[Layout element entries]
───
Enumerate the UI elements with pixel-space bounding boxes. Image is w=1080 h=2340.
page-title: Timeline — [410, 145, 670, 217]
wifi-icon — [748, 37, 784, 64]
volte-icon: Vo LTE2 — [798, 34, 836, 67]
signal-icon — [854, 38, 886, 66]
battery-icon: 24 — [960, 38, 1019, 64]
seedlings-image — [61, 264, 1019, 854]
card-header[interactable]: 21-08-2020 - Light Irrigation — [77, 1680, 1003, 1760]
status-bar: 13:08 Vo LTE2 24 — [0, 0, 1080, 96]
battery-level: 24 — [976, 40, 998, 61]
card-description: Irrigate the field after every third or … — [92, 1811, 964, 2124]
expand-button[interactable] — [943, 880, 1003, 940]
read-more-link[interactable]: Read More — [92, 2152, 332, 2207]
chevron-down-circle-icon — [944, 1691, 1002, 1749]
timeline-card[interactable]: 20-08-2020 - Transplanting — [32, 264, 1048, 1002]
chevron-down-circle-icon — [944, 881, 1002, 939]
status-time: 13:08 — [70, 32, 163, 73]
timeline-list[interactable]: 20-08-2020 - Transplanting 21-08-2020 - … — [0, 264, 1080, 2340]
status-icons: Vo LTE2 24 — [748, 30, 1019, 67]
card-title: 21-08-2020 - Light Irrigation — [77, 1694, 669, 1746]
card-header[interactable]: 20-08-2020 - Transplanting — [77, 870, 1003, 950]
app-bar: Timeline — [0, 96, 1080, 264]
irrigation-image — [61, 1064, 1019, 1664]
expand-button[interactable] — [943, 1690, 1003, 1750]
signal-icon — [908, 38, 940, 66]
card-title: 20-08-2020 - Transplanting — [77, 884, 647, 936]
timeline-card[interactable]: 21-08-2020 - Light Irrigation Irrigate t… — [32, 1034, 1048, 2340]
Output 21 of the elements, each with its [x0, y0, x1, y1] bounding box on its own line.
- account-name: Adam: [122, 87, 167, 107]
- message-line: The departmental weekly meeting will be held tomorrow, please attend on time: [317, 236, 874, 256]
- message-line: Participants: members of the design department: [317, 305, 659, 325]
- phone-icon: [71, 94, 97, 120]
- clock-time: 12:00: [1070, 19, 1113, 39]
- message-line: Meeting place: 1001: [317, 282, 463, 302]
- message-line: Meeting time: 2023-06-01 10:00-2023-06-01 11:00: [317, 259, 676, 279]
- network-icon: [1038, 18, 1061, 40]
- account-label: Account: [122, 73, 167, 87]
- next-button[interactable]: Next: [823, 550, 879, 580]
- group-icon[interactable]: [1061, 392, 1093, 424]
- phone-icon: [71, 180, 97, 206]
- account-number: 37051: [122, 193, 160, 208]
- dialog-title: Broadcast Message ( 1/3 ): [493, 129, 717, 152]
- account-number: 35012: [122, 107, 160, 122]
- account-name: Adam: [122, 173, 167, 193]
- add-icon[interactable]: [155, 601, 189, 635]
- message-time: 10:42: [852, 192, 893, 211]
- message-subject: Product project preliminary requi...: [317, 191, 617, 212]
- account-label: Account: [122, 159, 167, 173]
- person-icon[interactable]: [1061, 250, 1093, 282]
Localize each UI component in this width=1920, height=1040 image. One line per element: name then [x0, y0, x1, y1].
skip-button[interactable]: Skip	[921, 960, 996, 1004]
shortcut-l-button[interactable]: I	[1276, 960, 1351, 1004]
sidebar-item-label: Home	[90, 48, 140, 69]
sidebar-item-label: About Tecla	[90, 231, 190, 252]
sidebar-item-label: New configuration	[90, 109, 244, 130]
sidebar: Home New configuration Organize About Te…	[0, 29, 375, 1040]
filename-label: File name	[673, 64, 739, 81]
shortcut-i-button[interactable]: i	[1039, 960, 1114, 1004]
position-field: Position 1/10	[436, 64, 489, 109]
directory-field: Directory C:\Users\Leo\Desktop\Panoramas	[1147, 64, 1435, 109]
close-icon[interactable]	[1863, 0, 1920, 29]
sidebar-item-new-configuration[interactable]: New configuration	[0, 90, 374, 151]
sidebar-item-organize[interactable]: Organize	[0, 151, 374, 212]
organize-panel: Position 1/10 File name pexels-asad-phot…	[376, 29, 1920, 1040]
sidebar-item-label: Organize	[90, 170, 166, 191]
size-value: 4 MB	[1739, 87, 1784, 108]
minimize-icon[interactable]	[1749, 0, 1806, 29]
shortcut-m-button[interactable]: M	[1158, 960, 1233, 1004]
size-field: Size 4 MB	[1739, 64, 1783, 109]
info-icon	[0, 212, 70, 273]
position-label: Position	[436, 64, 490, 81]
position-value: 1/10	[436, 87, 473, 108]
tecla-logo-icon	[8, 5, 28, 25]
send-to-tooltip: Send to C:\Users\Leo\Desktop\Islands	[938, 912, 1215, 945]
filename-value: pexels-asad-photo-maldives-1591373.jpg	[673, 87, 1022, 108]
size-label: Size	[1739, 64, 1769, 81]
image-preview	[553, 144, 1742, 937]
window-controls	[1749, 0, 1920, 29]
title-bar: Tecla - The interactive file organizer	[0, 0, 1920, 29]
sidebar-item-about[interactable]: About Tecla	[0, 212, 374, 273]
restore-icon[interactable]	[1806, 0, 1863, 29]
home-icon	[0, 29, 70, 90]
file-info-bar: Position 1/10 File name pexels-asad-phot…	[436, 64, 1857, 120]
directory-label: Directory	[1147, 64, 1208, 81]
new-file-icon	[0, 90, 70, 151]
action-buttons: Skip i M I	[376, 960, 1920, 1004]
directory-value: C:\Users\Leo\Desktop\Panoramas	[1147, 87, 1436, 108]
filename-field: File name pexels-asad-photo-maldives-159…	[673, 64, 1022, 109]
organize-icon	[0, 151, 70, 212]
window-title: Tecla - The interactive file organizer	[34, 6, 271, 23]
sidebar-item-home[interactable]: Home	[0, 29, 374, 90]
───
_SHORT EXERCISE_.
Render every line of the entries above as a numbered list, leaving out any blank lines.

_EXERCISE OUTPUT_.
1. Enumerate the UI elements with pixel-space bounding boxes. Image is w=1080 h=2340.
2. page-title: Timeline — [410, 145, 670, 217]
3. wifi-icon — [748, 37, 784, 64]
4. volte-icon: Vo LTE2 — [798, 34, 836, 67]
5. signal-icon — [854, 38, 886, 66]
6. battery-icon: 24 — [960, 38, 1019, 64]
7. seedlings-image — [61, 264, 1019, 854]
8. card-header[interactable]: 21-08-2020 - Light Irrigation — [77, 1680, 1003, 1760]
9. status-bar: 13:08 Vo LTE2 24 — [0, 0, 1080, 96]
10. battery-level: 24 — [976, 40, 998, 61]
11. card-description: Irrigate the field after every third or … — [92, 1811, 964, 2124]
12. expand-button[interactable] — [943, 880, 1003, 940]
13. read-more-link[interactable]: Read More — [92, 2152, 332, 2207]
14. chevron-down-circle-icon — [944, 1691, 1002, 1749]
15. timeline-card[interactable]: 20-08-2020 - Transplanting — [32, 264, 1048, 1002]
16. chevron-down-circle-icon — [944, 881, 1002, 939]
17. status-time: 13:08 — [70, 32, 163, 73]
18. timeline-list[interactable]: 20-08-2020 - Transplanting 21-08-2020 - … — [0, 264, 1080, 2340]
19. status-icons: Vo LTE2 24 — [748, 30, 1019, 67]
20. card-title: 21-08-2020 - Light Irrigation — [77, 1694, 669, 1746]
21. card-header[interactable]: 20-08-2020 - Transplanting — [77, 870, 1003, 950]
22. app-bar: Timeline — [0, 96, 1080, 264]
23. irrigation-image — [61, 1064, 1019, 1664]
24. expand-button[interactable] — [943, 1690, 1003, 1750]
25. signal-icon — [908, 38, 940, 66]
26. card-title: 20-08-2020 - Transplanting — [77, 884, 647, 936]
27. timeline-card[interactable]: 21-08-2020 - Light Irrigation Irrigate t… — [32, 1034, 1048, 2340]
28. Output 21 of the elements, each with its [x0, y0, x1, y1] bounding box on its own line.
29. - account-name: Adam: [122, 87, 167, 107]
30. - message-line: The departmental weekly meeting will be held tomorrow, please attend on time: [317, 236, 874, 256]
31. - message-line: Participants: members of the design department: [317, 305, 659, 325]
32. - phone-icon: [71, 94, 97, 120]
33. - clock-time: 12:00: [1070, 19, 1113, 39]
34. - message-line: Meeting place: 1001: [317, 282, 463, 302]
35. - message-line: Meeting time: 2023-06-01 10:00-2023-06-01 11:00: [317, 259, 676, 279]
36. - network-icon: [1038, 18, 1061, 40]
37. - account-label: Account: [122, 73, 167, 87]
38. - next-button[interactable]: Next: [823, 550, 879, 580]
39. - group-icon[interactable]: [1061, 392, 1093, 424]
40. - phone-icon: [71, 180, 97, 206]
41. - account-number: 37051: [122, 193, 160, 208]
42. - dialog-title: Broadcast Message ( 1/3 ): [493, 129, 717, 152]
43. - account-number: 35012: [122, 107, 160, 122]
44. - account-name: Adam: [122, 173, 167, 193]
45. - add-icon[interactable]: [155, 601, 189, 635]
46. - message-time: 10:42: [852, 192, 893, 211]
47. - message-subject: Product project preliminary requi...: [317, 191, 617, 212]
48. - account-label: Account: [122, 159, 167, 173]
49. - person-icon[interactable]: [1061, 250, 1093, 282]
50. Localize each UI component in this width=1920, height=1040 image. One line per element: name then [x0, y0, x1, y1].
51. skip-button[interactable]: Skip	[921, 960, 996, 1004]
52. shortcut-l-button[interactable]: I	[1276, 960, 1351, 1004]
53. sidebar-item-label: Home	[90, 48, 140, 69]
54. sidebar-item-label: About Tecla	[90, 231, 190, 252]
55. sidebar-item-label: New configuration	[90, 109, 244, 130]
56. sidebar: Home New configuration Organize About Te…	[0, 29, 375, 1040]
57. filename-label: File name	[673, 64, 739, 81]
58. shortcut-i-button[interactable]: i	[1039, 960, 1114, 1004]
59. position-field: Position 1/10	[436, 64, 489, 109]
60. directory-field: Directory C:\Users\Leo\Desktop\Panoramas	[1147, 64, 1435, 109]
61. close-icon[interactable]	[1863, 0, 1920, 29]
62. sidebar-item-new-configuration[interactable]: New configuration	[0, 90, 374, 151]
63. sidebar-item-organize[interactable]: Organize	[0, 151, 374, 212]
64. organize-panel: Position 1/10 File name pexels-asad-phot…	[376, 29, 1920, 1040]
65. sidebar-item-label: Organize	[90, 170, 166, 191]
66. size-value: 4 MB	[1739, 87, 1784, 108]
67. minimize-icon[interactable]	[1749, 0, 1806, 29]
68. shortcut-m-button[interactable]: M	[1158, 960, 1233, 1004]
69. size-field: Size 4 MB	[1739, 64, 1783, 109]
70. info-icon	[0, 212, 70, 273]
71. position-label: Position	[436, 64, 490, 81]
72. position-value: 1/10	[436, 87, 473, 108]
73. tecla-logo-icon	[8, 5, 28, 25]
74. send-to-tooltip: Send to C:\Users\Leo\Desktop\Islands	[938, 912, 1215, 945]
75. filename-value: pexels-asad-photo-maldives-1591373.jpg	[673, 87, 1022, 108]
76. size-label: Size	[1739, 64, 1769, 81]
77. image-preview	[553, 144, 1742, 937]
78. window-controls	[1749, 0, 1920, 29]
79. title-bar: Tecla - The interactive file organizer	[0, 0, 1920, 29]
80. sidebar-item-about[interactable]: About Tecla	[0, 212, 374, 273]
81. restore-icon[interactable]	[1806, 0, 1863, 29]
82. home-icon	[0, 29, 70, 90]
83. file-info-bar: Position 1/10 File name pexels-asad-phot…	[436, 64, 1857, 120]
84. directory-label: Directory	[1147, 64, 1208, 81]
85. new-file-icon	[0, 90, 70, 151]
86. action-buttons: Skip i M I	[376, 960, 1920, 1004]
87. directory-value: C:\Users\Leo\Desktop\Panoramas	[1147, 87, 1436, 108]
88. filename-field: File name pexels-asad-photo-maldives-159…	[673, 64, 1022, 109]
89. organize-icon	[0, 151, 70, 212]
90. window-title: Tecla - The interactive file organizer	[34, 6, 271, 23]
91. sidebar-item-home[interactable]: Home	[0, 29, 374, 90]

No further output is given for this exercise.